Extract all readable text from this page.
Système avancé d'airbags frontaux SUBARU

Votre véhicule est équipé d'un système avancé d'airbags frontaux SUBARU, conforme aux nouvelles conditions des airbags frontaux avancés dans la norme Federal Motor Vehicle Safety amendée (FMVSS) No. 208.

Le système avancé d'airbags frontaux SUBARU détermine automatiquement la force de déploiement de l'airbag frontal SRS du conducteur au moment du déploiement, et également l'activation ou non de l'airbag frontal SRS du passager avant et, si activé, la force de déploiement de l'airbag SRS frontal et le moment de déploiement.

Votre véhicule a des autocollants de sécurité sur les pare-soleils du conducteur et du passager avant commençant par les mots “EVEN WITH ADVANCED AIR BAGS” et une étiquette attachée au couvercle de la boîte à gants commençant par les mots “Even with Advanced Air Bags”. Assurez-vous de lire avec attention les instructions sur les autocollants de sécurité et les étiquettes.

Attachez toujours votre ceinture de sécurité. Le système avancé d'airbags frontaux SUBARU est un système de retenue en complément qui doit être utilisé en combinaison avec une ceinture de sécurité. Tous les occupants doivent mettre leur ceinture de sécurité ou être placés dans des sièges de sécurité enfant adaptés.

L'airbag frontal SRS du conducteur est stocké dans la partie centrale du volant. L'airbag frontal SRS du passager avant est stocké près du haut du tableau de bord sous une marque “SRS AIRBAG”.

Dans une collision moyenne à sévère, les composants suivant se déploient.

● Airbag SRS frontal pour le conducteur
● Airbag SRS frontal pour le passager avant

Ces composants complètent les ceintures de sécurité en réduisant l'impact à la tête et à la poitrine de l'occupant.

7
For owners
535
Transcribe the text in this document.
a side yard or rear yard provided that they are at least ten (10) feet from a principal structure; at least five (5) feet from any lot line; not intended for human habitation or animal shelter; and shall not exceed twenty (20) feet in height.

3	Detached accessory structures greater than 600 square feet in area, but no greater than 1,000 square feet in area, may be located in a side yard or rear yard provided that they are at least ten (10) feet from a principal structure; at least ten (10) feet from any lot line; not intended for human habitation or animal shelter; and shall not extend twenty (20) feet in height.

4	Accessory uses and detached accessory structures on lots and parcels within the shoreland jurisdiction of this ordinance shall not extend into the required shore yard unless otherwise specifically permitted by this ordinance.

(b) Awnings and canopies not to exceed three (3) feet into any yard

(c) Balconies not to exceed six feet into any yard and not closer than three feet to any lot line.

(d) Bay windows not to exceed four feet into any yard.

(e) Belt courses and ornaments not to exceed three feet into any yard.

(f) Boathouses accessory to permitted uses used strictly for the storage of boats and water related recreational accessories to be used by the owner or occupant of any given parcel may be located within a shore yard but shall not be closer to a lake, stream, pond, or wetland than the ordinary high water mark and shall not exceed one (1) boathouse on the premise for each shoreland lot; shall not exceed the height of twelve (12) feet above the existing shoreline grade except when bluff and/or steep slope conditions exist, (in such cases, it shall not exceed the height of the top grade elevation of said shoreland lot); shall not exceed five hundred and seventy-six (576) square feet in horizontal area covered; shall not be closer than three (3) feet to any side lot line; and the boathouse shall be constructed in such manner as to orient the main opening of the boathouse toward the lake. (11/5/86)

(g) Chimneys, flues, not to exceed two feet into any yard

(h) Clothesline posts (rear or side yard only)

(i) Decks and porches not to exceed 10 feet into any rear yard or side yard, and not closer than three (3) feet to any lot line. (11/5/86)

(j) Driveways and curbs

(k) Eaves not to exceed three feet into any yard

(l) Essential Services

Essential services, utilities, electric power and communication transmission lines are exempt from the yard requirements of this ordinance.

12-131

☆ ☆ ☆ ☆

- _Task statement_: Every line of the records above needs to be given again exactly.

- _Complete answer_:
Extract all readable text from this page.
Système avancé d'airbags frontaux SUBARU

Votre véhicule est équipé d'un système avancé d'airbags frontaux SUBARU, conforme aux nouvelles conditions des airbags frontaux avancés dans la norme Federal Motor Vehicle Safety amendée (FMVSS) No. 208.

Le système avancé d'airbags frontaux SUBARU détermine automatiquement la force de déploiement de l'airbag frontal SRS du conducteur au moment du déploiement, et également l'activation ou non de l'airbag frontal SRS du passager avant et, si activé, la force de déploiement de l'airbag SRS frontal et le moment de déploiement.

Votre véhicule a des autocollants de sécurité sur les pare-soleils du conducteur et du passager avant commençant par les mots “EVEN WITH ADVANCED AIR BAGS” et une étiquette attachée au couvercle de la boîte à gants commençant par les mots “Even with Advanced Air Bags”. Assurez-vous de lire avec attention les instructions sur les autocollants de sécurité et les étiquettes.

Attachez toujours votre ceinture de sécurité. Le système avancé d'airbags frontaux SUBARU est un système de retenue en complément qui doit être utilisé en combinaison avec une ceinture de sécurité. Tous les occupants doivent mettre leur ceinture de sécurité ou être placés dans des sièges de sécurité enfant adaptés.

L'airbag frontal SRS du conducteur est stocké dans la partie centrale du volant. L'airbag frontal SRS du passager avant est stocké près du haut du tableau de bord sous une marque “SRS AIRBAG”.

Dans une collision moyenne à sévère, les composants suivant se déploient.

● Airbag SRS frontal pour le conducteur
● Airbag SRS frontal pour le passager avant

Ces composants complètent les ceintures de sécurité en réduisant l'impact à la tête et à la poitrine de l'occupant.

7
For owners
535
Transcribe the text in this document.
a side yard or rear yard provided that they are at least ten (10) feet from a principal structure; at least five (5) feet from any lot line; not intended for human habitation or animal shelter; and shall not exceed twenty (20) feet in height.

3	Detached accessory structures greater than 600 square feet in area, but no greater than 1,000 square feet in area, may be located in a side yard or rear yard provided that they are at least ten (10) feet from a principal structure; at least ten (10) feet from any lot line; not intended for human habitation or animal shelter; and shall not extend twenty (20) feet in height.

4	Accessory uses and detached accessory structures on lots and parcels within the shoreland jurisdiction of this ordinance shall not extend into the required shore yard unless otherwise specifically permitted by this ordinance.

(b) Awnings and canopies not to exceed three (3) feet into any yard

(c) Balconies not to exceed six feet into any yard and not closer than three feet to any lot line.

(d) Bay windows not to exceed four feet into any yard.

(e) Belt courses and ornaments not to exceed three feet into any yard.

(f) Boathouses accessory to permitted uses used strictly for the storage of boats and water related recreational accessories to be used by the owner or occupant of any given parcel may be located within a shore yard but shall not be closer to a lake, stream, pond, or wetland than the ordinary high water mark and shall not exceed one (1) boathouse on the premise for each shoreland lot; shall not exceed the height of twelve (12) feet above the existing shoreline grade except when bluff and/or steep slope conditions exist, (in such cases, it shall not exceed the height of the top grade elevation of said shoreland lot); shall not exceed five hundred and seventy-six (576) square feet in horizontal area covered; shall not be closer than three (3) feet to any side lot line; and the boathouse shall be constructed in such manner as to orient the main opening of the boathouse toward the lake. (11/5/86)

(g) Chimneys, flues, not to exceed two feet into any yard

(h) Clothesline posts (rear or side yard only)

(i) Decks and porches not to exceed 10 feet into any rear yard or side yard, and not closer than three (3) feet to any lot line. (11/5/86)

(j) Driveways and curbs

(k) Eaves not to exceed three feet into any yard

(l) Essential Services

Essential services, utilities, electric power and communication transmission lines are exempt from the yard requirements of this ordinance.

12-131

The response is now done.